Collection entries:
┌────────

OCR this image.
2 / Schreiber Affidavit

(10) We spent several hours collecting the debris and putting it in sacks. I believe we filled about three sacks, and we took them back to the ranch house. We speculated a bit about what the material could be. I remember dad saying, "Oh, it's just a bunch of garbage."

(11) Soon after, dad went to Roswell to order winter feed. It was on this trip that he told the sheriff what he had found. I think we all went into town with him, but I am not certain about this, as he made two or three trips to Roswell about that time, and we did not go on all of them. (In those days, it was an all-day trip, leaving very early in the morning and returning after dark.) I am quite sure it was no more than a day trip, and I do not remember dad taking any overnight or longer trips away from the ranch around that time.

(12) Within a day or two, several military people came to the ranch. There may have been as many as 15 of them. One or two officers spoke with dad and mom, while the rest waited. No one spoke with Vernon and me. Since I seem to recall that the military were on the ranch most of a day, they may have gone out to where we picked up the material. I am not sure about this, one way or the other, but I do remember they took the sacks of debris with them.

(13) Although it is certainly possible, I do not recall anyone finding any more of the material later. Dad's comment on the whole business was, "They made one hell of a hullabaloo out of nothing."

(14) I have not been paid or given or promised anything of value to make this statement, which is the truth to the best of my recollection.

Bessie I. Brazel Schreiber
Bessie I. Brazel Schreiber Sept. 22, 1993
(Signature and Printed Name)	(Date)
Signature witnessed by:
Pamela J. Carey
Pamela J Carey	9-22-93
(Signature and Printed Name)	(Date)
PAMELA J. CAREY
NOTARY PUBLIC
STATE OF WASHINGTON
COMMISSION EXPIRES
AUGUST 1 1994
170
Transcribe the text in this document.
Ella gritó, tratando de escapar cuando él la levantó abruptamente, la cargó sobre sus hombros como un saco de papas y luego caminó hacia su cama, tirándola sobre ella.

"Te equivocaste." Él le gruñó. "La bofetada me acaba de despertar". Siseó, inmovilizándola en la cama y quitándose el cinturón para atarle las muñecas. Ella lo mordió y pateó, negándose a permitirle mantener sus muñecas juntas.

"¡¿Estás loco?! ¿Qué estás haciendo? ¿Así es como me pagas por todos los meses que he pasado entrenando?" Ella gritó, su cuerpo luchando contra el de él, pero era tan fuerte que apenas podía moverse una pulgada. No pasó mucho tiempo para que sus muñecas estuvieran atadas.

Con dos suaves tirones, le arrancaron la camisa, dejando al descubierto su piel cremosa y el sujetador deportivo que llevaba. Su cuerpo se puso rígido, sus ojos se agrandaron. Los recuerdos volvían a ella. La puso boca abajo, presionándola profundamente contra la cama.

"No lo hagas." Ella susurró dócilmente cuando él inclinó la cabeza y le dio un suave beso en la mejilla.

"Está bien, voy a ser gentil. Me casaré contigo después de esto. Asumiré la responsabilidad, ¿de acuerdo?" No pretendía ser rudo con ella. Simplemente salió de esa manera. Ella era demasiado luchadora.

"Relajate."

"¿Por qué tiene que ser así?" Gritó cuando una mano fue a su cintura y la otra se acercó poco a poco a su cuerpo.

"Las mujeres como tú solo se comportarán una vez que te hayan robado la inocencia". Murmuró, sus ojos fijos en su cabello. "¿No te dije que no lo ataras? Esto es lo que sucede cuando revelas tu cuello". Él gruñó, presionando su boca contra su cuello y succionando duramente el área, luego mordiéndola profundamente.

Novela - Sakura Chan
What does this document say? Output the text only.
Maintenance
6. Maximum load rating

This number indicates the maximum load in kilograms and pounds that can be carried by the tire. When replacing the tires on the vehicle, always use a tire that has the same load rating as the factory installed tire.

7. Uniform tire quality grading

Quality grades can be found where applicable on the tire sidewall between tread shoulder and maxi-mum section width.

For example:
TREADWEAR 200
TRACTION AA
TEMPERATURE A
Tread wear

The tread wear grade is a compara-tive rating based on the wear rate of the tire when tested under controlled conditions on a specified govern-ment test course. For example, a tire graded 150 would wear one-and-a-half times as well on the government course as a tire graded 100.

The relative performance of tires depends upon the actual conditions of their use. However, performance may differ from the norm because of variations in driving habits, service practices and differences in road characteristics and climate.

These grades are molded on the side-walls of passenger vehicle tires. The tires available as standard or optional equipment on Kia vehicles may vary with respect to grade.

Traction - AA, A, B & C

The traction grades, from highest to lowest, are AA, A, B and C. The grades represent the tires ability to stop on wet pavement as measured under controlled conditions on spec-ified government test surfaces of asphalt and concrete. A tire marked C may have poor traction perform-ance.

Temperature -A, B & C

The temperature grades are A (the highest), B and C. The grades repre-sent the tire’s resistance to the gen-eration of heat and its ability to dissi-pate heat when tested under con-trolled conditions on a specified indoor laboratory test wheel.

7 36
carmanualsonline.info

└────────

From the listing, copy every line where the string "ability" appears.

The traction grades, from highest to lowest, are AA, A, B and C. The grades represent the tires ability to stop on wet pavement as measured under controlled conditions on spec-ified government test surfaces of asphalt and concrete. A tire marked C may have poor traction perform-ance.
The temperature grades are A (the highest), B and C. The grades repre-sent the tire’s resistance to the gen-eration of heat and its ability to dissi-pate heat when tested under con-trolled conditions on a specified indoor laboratory test wheel.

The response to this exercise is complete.